→ **Complete the following**:
a - Answer these from the comment thread about phone use abroad, one answer a line:
(i) What does the Canadian commenter get when in the USA?
(ii) Which AT&T package does one commenter add for trips to Europe?
(iii) Which two messaging apps does one commenter ask about?
b - Extend the comment thread about phone use abroad from the point where it stops.

→ **Excerpt**:

    David Smith
    6 years ago

    As a Canadian who travels with an unlocked iPhone, I always pull the SIM card when leaving the country.
    When in USA, I get a GoPhone SIM card from AT&T.
    When in Europe, I buy a local SM card. No surprises when I return home, and local SIM cards are cheap.
    As for GPS, I take my Garmin car GPS and load it with European maps. If I didn’t have my GPS on my last trip to Italy, I would still be lost in the mountains.

    Steve DePass
    6 years ago

    Gary, again, you’ve demonstrated that you will go to the ends of the earth to keep us up to date, and knowledgeable! Good episode, thanks..

    Bruce John Shourt
    6 years ago

    Did you have a body mike? It looks like something clipped onto your shirt but not a windscreen. If you did was it not connected or did you have a failure and you had to use the camera mike? Jenna Mourey (“Marbles”) recently passed the ten million YouTube subscriber number and she has made some of her weekly recordings with bad audio because she refuses to get or use a body mike, even though she recently thanked me for the suggestion. Always make a test recording & playback with headphones.

      6 years ago

      It was a mic on me, yes. The windscreen I had wouldn’t fit it. The situation didn’t give me a chance to test much, so I just went for it. Sometimes you have to do that. If the audio was worse, I simply wouldn’t have published it. But it was passable.

    Marc Kashinsky
    6 years ago

    Also going on a cruise. What about the use of apps like WhatsApp or Millitalk (both in iTunes) for textmessaging only? I use Verizon as my carrier and still have to check with them about options. Great show; read it religiously!

      6 years ago

      App-based messaging uses Internet data, of course. So it is a good option whether traveling or at home. It is essentially the same as using iMessage, except that iMessage is integrated with the same app that does SMS. Either way, you need to train friends to use those apps or iMessage instead of SMS with your mobile number. All it takes is one friend to send you a few SMS messages and there goes your bill.

    mike darr
    6 years ago

    With AT&T, the “World Traveler” is the package I add to my service when I go abroad to Europe. It is a good deal and can be subscribed to for a few days, a week, a month, or longer.

→ **Source material**:
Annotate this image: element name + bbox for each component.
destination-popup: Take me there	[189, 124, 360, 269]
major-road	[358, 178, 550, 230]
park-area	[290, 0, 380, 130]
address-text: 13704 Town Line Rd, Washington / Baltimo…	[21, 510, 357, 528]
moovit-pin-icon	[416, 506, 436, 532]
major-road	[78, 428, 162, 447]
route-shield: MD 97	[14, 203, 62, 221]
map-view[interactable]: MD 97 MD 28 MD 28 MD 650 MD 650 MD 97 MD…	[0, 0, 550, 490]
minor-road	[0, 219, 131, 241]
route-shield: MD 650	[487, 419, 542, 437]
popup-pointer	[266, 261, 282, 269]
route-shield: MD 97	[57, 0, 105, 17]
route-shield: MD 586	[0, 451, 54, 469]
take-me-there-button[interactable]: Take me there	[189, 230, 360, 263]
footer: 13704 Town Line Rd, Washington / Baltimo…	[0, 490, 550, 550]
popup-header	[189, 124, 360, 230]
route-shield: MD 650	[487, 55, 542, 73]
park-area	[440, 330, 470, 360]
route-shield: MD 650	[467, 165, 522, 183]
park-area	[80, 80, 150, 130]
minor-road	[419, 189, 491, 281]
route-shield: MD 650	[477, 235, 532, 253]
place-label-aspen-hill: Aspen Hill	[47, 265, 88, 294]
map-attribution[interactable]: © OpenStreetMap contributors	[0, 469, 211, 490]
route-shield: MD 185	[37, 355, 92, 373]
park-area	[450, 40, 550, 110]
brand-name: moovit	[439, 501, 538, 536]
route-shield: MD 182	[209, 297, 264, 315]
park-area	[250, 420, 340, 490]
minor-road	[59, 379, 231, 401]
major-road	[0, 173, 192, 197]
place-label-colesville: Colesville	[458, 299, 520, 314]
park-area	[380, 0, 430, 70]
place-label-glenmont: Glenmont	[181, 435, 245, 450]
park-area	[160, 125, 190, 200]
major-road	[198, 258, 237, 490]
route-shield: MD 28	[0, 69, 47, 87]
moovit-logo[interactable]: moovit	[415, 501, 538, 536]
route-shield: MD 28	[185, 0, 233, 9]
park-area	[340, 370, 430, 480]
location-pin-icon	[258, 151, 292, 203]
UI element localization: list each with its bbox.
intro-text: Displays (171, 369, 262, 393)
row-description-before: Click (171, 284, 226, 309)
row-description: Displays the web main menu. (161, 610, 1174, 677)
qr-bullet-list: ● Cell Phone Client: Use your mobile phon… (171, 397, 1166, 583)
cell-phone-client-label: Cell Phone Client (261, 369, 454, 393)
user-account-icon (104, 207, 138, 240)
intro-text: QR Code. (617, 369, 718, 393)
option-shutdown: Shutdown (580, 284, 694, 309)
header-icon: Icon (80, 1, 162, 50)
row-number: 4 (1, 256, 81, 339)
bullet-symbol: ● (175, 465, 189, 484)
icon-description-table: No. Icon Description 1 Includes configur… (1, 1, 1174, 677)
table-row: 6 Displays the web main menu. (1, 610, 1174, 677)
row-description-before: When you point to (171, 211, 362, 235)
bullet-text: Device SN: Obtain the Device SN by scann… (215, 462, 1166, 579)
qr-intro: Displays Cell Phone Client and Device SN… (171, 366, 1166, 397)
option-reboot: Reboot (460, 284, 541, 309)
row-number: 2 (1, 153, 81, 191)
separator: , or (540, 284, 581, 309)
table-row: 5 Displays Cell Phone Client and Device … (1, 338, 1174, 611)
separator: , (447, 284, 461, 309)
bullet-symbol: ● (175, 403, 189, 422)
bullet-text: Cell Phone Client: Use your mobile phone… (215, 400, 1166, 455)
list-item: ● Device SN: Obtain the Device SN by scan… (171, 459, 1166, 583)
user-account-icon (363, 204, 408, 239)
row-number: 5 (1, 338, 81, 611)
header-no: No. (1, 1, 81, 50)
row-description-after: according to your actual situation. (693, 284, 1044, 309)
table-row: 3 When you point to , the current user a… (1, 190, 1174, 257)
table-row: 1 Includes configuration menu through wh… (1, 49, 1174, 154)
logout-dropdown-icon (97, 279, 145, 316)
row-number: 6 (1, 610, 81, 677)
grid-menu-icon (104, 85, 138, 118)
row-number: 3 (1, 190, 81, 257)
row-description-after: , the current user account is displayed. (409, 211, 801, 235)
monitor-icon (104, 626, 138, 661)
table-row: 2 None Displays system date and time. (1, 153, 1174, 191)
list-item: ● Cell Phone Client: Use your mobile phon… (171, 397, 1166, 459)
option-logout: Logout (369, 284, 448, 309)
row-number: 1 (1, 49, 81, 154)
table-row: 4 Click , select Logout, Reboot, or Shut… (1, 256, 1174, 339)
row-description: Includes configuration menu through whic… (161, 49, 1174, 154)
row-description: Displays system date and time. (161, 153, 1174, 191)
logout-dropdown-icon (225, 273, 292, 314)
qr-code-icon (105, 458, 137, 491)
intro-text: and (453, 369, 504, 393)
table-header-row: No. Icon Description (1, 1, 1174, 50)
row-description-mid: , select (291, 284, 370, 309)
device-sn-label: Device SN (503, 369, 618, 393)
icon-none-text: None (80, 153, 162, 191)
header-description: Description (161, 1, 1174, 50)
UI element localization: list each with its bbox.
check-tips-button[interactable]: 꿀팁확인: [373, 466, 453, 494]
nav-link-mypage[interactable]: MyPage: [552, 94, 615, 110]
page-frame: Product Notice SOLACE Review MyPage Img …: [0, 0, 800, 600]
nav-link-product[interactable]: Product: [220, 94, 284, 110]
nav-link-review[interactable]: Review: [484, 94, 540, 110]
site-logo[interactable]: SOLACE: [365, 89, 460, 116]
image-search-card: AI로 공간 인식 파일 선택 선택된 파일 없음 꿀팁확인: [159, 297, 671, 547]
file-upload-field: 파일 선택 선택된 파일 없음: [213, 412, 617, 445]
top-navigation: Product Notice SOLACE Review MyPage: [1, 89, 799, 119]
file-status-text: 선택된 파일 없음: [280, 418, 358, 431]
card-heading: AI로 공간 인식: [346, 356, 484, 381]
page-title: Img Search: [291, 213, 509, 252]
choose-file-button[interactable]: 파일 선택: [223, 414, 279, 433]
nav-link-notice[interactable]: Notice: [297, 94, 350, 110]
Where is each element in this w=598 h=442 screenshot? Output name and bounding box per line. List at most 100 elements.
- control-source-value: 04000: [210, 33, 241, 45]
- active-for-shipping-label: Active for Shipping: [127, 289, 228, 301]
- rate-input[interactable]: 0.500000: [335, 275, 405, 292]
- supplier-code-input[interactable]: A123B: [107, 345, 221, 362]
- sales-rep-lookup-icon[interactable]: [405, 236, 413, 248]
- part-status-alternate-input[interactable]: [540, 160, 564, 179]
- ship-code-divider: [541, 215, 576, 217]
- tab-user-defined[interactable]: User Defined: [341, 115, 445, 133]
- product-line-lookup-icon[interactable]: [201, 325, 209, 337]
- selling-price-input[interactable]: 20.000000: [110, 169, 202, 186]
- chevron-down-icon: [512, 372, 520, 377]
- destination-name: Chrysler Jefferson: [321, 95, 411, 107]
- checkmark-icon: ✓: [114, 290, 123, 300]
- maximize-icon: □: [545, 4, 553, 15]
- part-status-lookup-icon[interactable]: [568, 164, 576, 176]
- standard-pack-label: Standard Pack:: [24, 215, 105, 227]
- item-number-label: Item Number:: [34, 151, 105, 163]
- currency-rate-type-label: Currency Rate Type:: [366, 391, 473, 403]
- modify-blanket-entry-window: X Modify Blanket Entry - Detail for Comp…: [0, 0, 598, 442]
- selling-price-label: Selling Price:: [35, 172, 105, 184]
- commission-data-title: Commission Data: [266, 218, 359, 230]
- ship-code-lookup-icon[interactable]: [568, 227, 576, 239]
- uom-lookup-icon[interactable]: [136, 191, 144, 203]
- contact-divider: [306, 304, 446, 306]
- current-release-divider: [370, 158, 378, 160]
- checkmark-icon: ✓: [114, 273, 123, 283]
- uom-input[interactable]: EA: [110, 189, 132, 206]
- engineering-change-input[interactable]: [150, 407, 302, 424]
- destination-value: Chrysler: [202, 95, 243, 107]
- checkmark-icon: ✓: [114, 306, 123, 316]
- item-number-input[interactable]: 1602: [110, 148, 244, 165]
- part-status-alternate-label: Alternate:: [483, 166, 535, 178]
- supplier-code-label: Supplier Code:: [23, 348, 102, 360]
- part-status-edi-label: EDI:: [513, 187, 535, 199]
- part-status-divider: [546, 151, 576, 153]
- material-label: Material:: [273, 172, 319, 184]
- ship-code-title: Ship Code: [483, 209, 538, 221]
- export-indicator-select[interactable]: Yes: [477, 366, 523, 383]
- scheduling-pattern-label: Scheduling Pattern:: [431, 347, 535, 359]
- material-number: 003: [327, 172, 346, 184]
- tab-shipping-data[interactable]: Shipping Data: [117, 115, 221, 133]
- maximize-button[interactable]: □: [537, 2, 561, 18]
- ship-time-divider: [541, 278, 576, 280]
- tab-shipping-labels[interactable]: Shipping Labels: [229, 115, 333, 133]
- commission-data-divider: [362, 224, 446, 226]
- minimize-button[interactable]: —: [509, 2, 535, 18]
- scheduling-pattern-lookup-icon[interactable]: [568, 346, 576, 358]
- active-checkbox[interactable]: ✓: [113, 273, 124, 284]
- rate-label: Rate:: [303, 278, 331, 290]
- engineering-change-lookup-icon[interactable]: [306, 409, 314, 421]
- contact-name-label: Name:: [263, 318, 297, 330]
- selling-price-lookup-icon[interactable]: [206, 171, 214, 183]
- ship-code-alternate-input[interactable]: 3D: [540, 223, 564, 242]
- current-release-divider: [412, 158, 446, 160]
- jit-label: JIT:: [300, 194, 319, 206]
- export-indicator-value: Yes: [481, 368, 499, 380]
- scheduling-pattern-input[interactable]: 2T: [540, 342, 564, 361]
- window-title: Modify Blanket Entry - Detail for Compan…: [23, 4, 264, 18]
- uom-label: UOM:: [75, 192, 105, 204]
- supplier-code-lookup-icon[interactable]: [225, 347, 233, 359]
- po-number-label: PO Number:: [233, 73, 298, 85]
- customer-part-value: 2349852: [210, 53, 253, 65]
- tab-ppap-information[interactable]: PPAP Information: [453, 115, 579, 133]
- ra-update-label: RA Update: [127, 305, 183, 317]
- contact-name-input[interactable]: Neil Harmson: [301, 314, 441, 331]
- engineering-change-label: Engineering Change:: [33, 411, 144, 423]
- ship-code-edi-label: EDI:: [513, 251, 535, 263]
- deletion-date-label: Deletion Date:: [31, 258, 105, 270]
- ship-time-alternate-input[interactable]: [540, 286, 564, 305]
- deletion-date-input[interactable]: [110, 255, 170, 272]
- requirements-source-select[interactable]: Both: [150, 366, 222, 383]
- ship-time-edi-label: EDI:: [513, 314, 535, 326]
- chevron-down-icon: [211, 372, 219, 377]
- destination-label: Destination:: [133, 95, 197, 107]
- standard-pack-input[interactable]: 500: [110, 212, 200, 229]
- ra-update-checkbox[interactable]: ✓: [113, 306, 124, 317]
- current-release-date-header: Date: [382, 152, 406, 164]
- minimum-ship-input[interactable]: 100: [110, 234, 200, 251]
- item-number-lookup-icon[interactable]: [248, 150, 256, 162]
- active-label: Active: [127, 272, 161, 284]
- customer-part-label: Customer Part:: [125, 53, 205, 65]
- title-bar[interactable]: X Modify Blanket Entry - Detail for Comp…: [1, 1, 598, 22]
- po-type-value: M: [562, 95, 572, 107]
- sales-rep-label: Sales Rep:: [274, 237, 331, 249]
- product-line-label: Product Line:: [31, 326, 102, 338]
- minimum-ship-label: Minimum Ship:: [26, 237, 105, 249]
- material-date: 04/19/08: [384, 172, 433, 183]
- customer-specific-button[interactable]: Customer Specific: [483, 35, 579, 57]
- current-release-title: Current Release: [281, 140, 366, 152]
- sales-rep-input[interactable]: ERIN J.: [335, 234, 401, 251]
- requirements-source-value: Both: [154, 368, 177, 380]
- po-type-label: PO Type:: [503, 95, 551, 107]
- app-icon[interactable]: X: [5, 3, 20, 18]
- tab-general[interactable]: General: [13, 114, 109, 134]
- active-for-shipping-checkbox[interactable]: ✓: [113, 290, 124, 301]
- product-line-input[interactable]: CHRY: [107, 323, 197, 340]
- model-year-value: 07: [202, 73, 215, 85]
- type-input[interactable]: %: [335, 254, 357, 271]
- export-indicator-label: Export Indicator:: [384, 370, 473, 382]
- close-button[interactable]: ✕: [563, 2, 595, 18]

→ **Results**:
a -
(i) A GoPhone SIM card from AT&T
(ii) The "World Traveler" package
(iii) WhatsApp and Millitalk

b -
    John C Stires
    6 years ago

    I’m a nature photographer and typically spend over three grand on a camera. IT KILLS ME to see the FANTASTICALLY clear shots (like Barcelona) that come from iPhones (my new iPhone is 3 wks old!) Thanks Gary, good post.

      6 years ago

      Who said it was shot with an iPhone? 90% of my shots were with a Canon SX230, a nice compact. I mostly used the iPhone for the pano shots — it is so handy for that.

    6 years ago

    I have used international SIM cards in my unlocked iPhone. It is very easy. It is also cheaper to rent an iPhone at international airports. Just log into your icloud account and everything you need is there. For example, in South Korea it cost $8.00 US per day to rent an iPhone with an unlimited data, voice, and text plan.

    See this site:

    6 years ago

    loved the photos! were they taken with an iphone, or are you using a camera and uploading? (maybe a topic for a future podcast!)

      6 years ago

      I mostly use a Canon SX230 at the moment. But I do love to take photos with my iPhone. But the Canon has an optical zoom that the iPhone can’t match.

    Sascha Wintz
    6 years ago

    Gary, what boat where you on? Was that the Norwegian Epic?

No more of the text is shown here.